Where a line holds the string "preview", return that line.

Begin

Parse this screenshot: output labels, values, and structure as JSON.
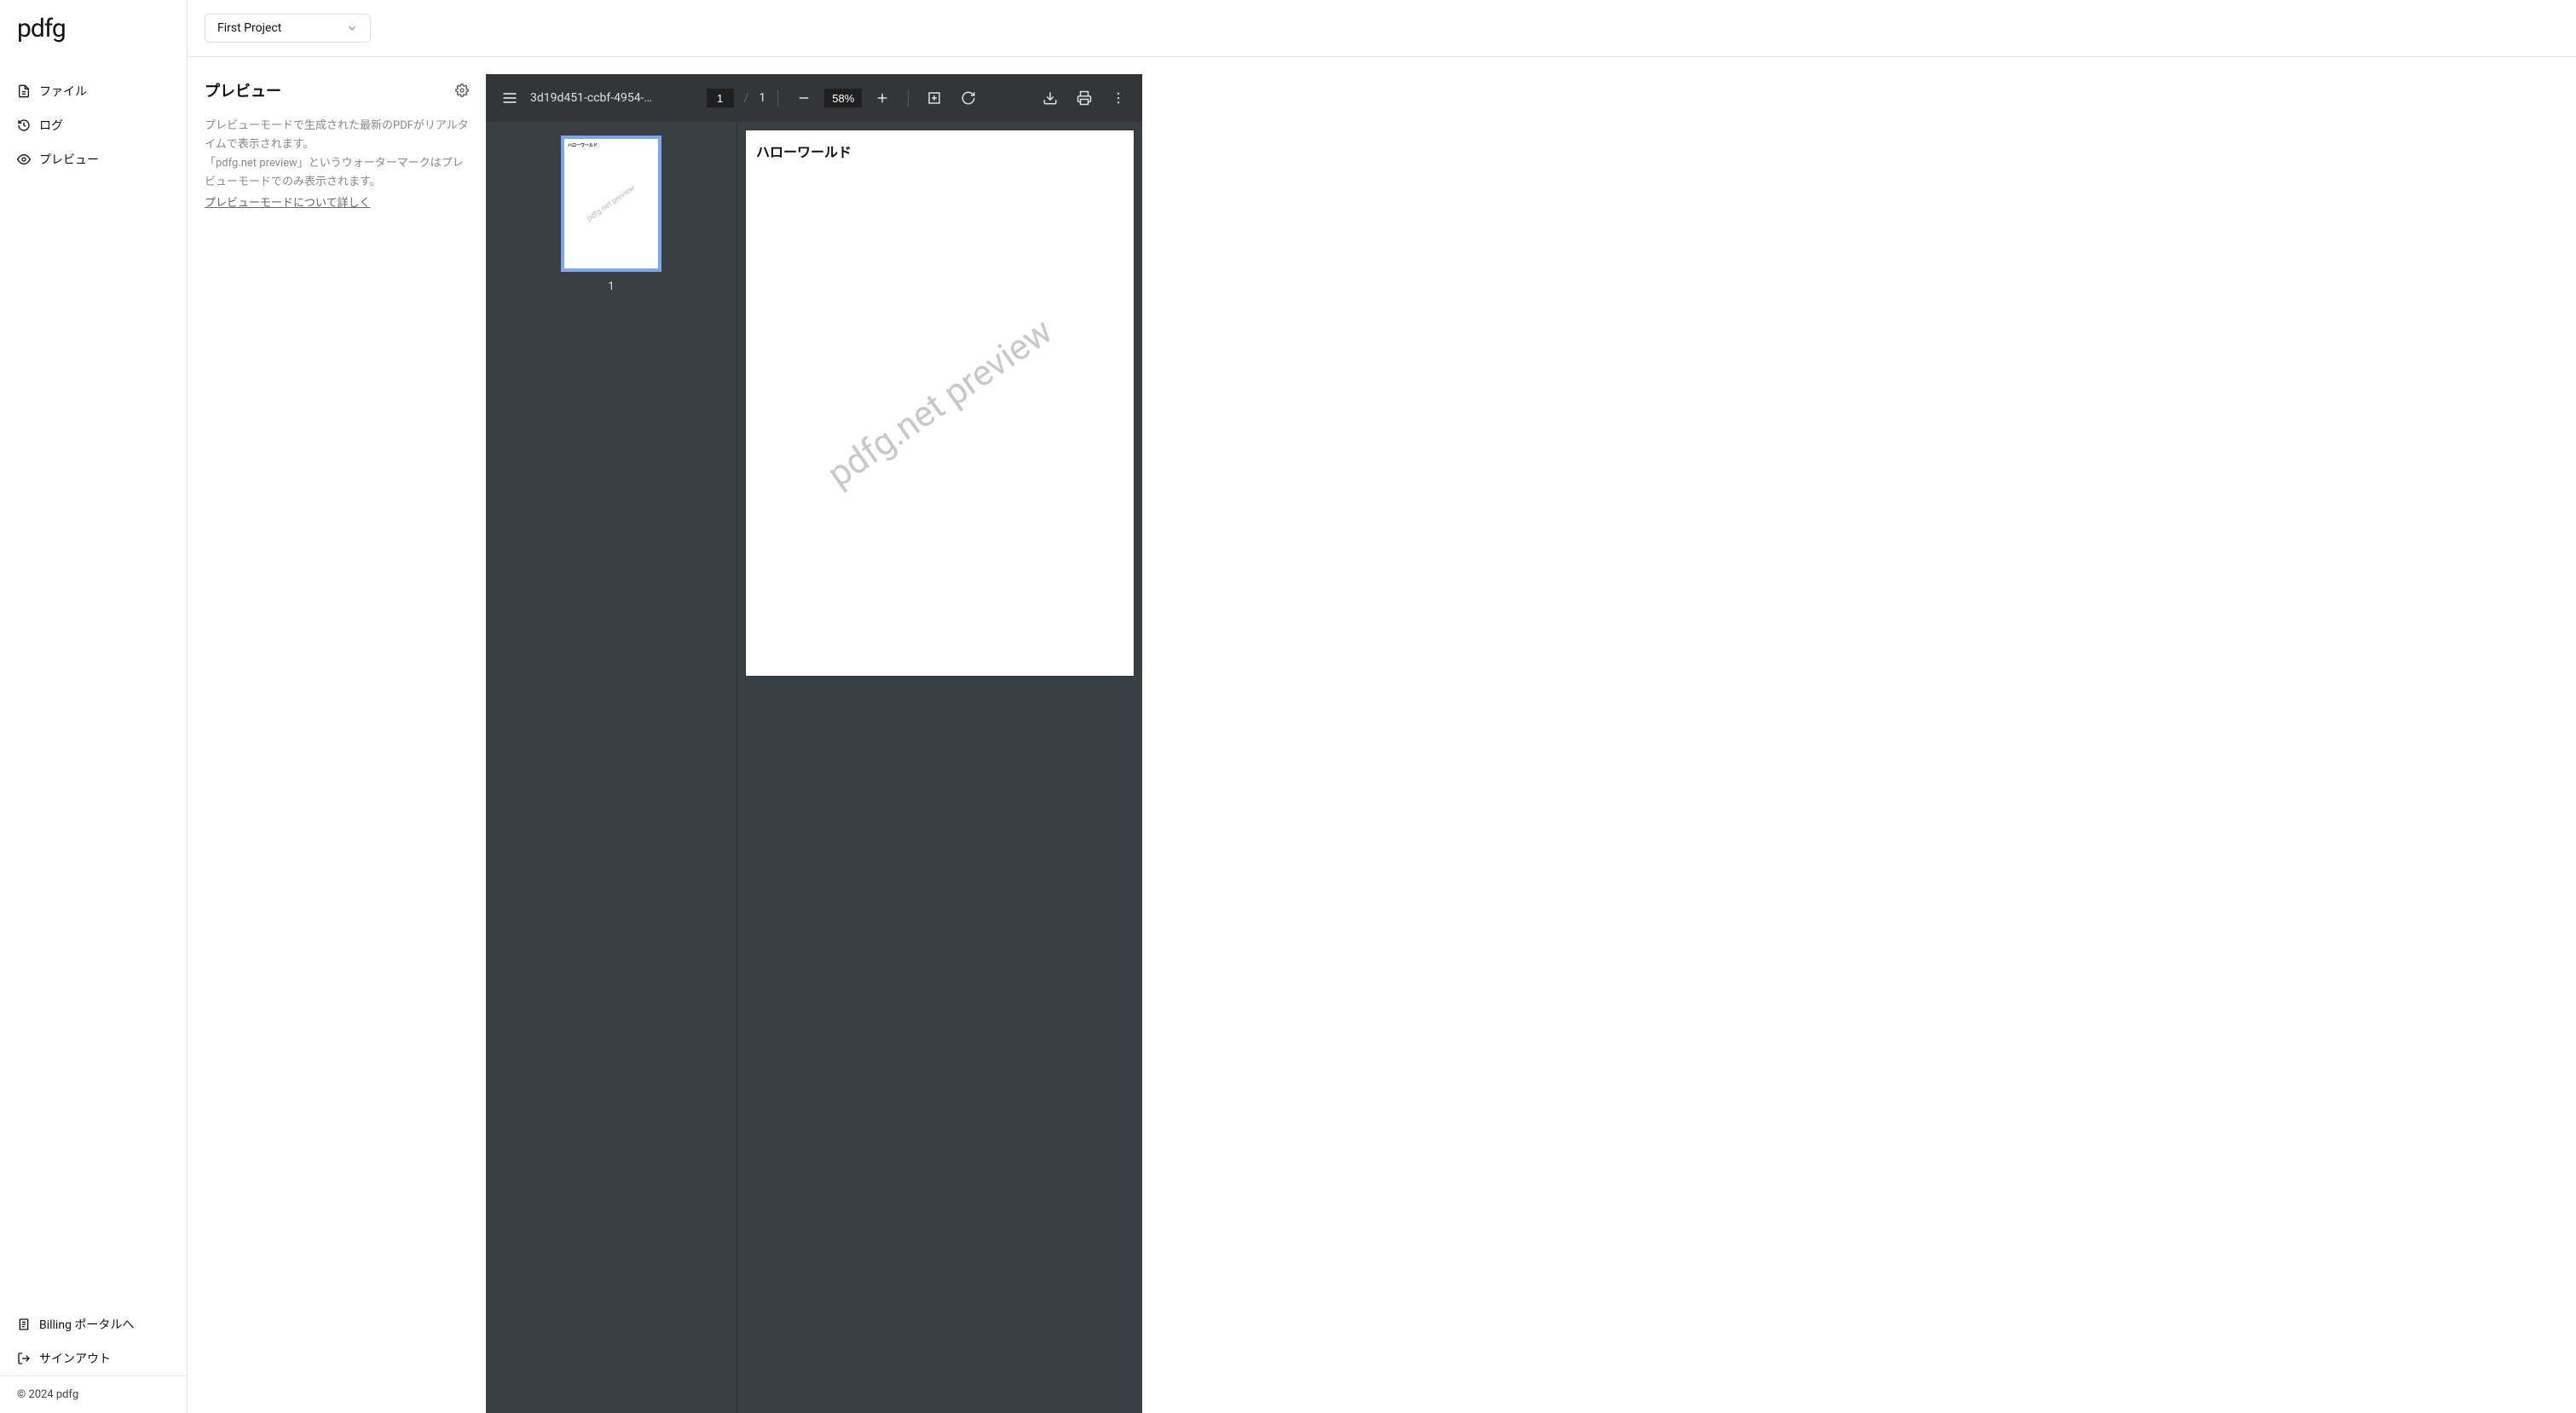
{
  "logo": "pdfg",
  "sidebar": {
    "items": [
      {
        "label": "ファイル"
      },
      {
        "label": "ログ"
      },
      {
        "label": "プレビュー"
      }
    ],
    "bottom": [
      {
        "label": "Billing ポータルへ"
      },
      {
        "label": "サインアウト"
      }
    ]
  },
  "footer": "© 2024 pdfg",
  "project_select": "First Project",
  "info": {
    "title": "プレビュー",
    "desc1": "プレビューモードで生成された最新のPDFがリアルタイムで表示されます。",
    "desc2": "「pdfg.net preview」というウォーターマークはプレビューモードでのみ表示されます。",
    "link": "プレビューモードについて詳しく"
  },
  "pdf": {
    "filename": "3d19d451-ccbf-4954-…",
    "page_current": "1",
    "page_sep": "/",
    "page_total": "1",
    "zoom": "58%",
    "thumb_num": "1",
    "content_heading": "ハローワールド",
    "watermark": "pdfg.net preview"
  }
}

End

• **Response to the exercise**
    "desc2": "「pdfg.net preview」というウォーターマークはプレビューモードでのみ表示されます。",
    "watermark": "pdfg.net preview"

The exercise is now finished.